What is being asked: Search the listing for the string "this" and copy every line that contains it.

[start]

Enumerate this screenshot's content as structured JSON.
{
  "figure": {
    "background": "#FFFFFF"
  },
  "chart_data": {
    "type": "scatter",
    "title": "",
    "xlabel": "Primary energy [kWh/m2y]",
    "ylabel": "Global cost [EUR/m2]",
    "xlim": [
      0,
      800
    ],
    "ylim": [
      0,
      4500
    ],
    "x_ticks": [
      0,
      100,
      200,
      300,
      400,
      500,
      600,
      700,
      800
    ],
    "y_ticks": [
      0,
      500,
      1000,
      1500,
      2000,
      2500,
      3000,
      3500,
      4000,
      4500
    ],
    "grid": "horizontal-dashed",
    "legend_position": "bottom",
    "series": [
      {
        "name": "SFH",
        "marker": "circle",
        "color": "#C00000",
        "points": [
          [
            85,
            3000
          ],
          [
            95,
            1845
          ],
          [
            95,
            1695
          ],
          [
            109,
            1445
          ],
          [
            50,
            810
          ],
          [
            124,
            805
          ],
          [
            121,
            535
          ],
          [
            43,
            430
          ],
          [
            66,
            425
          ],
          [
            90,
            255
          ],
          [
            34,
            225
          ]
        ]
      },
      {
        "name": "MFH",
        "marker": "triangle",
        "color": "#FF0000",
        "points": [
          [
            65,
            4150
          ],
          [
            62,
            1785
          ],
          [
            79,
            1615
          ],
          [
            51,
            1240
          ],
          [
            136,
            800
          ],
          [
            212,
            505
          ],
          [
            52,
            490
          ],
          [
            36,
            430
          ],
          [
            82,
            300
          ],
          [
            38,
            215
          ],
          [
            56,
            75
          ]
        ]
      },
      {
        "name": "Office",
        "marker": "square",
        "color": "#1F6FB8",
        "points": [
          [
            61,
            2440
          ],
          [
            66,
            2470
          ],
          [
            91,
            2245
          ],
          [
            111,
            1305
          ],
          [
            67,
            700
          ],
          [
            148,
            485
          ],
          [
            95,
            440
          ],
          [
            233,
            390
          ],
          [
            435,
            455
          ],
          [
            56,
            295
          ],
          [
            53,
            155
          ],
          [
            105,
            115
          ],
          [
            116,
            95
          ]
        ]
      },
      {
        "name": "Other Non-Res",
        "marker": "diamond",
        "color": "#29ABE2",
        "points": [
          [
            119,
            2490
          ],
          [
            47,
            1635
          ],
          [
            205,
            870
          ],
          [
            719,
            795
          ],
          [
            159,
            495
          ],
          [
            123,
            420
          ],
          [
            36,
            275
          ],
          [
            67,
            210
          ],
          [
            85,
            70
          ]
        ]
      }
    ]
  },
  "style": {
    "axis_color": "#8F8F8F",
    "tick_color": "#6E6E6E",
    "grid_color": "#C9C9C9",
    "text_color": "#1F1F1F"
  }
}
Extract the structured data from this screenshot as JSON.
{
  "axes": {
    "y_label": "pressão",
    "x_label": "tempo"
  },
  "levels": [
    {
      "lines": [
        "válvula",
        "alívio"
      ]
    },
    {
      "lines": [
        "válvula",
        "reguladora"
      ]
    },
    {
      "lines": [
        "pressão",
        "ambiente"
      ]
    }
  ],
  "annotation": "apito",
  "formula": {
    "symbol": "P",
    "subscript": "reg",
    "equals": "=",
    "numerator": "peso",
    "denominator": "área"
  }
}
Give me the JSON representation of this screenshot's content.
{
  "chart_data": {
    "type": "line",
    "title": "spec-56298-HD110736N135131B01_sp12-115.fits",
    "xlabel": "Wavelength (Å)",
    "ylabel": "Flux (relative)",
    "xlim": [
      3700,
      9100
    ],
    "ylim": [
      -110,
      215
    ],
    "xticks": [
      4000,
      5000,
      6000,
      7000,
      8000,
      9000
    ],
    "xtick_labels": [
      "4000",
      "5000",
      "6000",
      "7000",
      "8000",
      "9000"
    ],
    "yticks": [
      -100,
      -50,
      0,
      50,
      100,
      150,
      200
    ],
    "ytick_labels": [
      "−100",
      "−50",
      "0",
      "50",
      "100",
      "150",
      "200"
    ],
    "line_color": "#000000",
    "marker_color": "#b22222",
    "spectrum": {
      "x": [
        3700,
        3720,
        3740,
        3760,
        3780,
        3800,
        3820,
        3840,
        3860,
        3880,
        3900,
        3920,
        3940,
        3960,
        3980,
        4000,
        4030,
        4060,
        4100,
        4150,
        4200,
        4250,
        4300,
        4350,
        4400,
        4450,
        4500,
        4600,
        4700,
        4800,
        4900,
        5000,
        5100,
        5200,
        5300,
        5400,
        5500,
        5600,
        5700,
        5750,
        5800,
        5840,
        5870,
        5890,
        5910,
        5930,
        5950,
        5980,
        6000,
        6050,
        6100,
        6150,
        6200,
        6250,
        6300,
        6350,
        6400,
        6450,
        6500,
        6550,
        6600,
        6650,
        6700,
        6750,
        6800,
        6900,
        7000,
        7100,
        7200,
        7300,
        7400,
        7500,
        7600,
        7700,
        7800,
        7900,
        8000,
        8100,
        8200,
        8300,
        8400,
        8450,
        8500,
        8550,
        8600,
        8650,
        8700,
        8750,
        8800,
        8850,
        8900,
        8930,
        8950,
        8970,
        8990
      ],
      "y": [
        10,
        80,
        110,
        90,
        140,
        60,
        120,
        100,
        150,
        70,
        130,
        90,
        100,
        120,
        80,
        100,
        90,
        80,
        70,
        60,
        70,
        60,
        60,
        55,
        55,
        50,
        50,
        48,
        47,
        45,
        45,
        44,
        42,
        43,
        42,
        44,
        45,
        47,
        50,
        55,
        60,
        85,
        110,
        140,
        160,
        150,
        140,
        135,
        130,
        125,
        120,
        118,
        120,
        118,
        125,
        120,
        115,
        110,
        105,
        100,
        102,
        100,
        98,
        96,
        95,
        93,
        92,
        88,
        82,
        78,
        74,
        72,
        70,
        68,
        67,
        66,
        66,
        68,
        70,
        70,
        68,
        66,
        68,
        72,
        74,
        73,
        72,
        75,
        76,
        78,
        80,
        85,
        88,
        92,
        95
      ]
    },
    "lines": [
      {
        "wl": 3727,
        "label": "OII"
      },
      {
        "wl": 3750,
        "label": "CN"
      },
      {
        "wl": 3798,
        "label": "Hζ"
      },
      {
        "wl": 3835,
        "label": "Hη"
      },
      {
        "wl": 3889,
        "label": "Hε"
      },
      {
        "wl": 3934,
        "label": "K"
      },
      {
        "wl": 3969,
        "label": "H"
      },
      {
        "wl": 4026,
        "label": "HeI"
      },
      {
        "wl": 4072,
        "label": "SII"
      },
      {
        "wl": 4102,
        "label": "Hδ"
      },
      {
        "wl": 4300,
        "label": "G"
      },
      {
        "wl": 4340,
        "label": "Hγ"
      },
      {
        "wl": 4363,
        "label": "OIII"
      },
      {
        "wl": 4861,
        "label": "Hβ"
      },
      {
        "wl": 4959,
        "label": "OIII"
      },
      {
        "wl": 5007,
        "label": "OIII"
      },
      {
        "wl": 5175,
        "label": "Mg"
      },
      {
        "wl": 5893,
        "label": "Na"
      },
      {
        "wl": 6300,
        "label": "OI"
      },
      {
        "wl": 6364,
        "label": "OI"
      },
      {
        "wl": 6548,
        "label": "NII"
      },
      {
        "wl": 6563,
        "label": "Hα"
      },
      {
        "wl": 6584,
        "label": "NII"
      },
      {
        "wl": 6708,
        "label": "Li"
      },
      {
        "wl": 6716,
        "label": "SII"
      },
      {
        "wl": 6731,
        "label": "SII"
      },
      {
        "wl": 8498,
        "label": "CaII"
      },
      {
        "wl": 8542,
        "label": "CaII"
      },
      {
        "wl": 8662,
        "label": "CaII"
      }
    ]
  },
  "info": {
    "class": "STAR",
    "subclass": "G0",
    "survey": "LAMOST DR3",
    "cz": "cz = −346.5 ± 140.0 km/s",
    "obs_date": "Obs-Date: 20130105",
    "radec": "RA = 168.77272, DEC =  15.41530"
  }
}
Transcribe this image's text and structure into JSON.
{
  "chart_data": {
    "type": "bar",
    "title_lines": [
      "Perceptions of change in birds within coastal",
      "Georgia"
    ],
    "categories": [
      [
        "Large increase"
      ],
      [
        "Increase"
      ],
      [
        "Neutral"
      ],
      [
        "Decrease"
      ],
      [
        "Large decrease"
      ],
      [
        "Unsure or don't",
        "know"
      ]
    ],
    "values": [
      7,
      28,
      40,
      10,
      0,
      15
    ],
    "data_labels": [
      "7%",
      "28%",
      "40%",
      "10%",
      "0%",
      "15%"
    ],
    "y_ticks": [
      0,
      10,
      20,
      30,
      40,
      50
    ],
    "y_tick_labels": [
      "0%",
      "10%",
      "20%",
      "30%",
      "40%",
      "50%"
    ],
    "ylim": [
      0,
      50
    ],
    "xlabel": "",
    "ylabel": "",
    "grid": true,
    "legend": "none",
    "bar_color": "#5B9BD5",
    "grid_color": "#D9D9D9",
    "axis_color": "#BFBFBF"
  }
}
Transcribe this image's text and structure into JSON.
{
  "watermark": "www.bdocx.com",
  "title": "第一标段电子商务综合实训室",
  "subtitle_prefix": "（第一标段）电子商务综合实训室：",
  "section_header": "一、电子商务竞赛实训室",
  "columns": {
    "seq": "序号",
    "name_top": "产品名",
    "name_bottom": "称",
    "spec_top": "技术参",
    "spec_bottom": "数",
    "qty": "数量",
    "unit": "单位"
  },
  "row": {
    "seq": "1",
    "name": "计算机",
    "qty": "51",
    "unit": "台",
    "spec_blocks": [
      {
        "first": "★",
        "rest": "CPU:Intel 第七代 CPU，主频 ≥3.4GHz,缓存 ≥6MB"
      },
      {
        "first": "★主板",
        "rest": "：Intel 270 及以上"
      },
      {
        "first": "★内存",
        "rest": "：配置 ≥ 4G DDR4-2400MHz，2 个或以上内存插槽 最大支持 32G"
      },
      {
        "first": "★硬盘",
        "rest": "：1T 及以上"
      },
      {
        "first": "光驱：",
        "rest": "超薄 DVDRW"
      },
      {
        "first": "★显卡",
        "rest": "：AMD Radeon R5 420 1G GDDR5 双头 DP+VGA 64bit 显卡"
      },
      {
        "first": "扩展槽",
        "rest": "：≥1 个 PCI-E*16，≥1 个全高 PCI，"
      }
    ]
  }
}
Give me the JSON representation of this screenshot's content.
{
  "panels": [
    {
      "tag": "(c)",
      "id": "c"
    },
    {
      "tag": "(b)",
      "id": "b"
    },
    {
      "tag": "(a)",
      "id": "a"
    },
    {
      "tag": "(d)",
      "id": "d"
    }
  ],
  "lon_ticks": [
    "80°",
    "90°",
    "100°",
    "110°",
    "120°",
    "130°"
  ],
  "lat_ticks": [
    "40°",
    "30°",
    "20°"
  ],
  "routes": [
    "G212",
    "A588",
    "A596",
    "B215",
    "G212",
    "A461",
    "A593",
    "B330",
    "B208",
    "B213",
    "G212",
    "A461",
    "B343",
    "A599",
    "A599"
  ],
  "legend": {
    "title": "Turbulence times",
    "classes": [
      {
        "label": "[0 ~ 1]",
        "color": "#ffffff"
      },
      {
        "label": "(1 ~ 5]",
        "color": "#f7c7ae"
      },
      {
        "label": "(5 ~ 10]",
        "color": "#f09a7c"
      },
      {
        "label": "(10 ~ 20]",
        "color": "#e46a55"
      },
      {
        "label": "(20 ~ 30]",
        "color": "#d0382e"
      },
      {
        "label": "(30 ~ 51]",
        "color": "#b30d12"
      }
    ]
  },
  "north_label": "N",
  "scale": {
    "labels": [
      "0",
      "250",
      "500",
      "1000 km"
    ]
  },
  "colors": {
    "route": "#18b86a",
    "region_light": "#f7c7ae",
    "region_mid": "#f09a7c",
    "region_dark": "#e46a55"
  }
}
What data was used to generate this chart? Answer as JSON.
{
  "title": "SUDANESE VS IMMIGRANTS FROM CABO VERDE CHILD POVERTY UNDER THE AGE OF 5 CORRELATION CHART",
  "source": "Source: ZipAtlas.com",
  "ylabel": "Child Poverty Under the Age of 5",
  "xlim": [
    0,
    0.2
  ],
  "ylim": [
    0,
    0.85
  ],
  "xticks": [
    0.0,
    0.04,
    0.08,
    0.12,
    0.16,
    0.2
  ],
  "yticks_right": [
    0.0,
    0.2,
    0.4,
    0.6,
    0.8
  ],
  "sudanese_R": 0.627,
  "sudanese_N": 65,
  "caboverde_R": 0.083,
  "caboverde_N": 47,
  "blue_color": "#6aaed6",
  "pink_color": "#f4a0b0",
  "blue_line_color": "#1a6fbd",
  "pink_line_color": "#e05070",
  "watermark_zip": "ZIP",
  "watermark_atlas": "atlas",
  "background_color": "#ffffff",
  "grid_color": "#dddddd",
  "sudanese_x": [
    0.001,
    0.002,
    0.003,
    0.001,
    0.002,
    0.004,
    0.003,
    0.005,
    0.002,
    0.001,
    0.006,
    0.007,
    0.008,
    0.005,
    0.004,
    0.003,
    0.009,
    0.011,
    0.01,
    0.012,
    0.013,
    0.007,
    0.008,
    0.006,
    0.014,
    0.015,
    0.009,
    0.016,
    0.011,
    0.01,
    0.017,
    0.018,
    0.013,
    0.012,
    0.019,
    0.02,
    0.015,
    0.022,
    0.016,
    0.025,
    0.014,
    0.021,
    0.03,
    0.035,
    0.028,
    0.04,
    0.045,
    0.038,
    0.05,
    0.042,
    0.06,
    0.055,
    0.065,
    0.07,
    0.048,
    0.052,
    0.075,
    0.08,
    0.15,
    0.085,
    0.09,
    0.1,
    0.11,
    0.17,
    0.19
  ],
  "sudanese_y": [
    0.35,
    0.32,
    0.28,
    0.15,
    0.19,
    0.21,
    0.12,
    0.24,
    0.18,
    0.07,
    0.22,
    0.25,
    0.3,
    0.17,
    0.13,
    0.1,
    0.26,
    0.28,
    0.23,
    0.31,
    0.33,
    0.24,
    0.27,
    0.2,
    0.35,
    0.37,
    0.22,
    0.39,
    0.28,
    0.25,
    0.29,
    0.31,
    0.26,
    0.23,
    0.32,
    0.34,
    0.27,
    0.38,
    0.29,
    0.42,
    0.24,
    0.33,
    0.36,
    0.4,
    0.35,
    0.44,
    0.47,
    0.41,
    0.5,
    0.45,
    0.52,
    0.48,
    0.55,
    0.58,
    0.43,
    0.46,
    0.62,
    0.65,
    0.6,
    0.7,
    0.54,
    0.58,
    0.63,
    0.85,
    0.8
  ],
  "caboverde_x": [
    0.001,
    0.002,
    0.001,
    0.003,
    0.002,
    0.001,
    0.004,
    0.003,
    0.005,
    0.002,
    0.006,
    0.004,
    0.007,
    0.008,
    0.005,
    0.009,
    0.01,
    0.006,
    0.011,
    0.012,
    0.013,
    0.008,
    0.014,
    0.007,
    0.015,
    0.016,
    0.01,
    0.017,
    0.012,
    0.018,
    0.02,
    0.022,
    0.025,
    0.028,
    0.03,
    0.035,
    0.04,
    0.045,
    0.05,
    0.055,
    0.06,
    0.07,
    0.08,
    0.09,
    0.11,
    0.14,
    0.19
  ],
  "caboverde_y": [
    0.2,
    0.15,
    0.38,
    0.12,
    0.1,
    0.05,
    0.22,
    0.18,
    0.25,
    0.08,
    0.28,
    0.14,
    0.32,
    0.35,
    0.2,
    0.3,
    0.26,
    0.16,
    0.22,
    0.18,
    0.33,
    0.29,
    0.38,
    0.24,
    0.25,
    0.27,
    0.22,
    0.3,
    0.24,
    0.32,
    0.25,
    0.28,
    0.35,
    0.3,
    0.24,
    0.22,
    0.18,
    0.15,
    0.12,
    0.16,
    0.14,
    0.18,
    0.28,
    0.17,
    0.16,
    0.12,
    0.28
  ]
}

[end]

Reply:
Enumerate this screenshot's content as structured JSON.
Extract the structured data from this screenshot as JSON.
Give me the JSON representation of this screenshot's content.
Transcribe this image's text and structure into JSON.
Transcribe this image's text and structure into JSON.
Give me the JSON representation of this screenshot's content.
What data was used to generate this chart? Answer as JSON.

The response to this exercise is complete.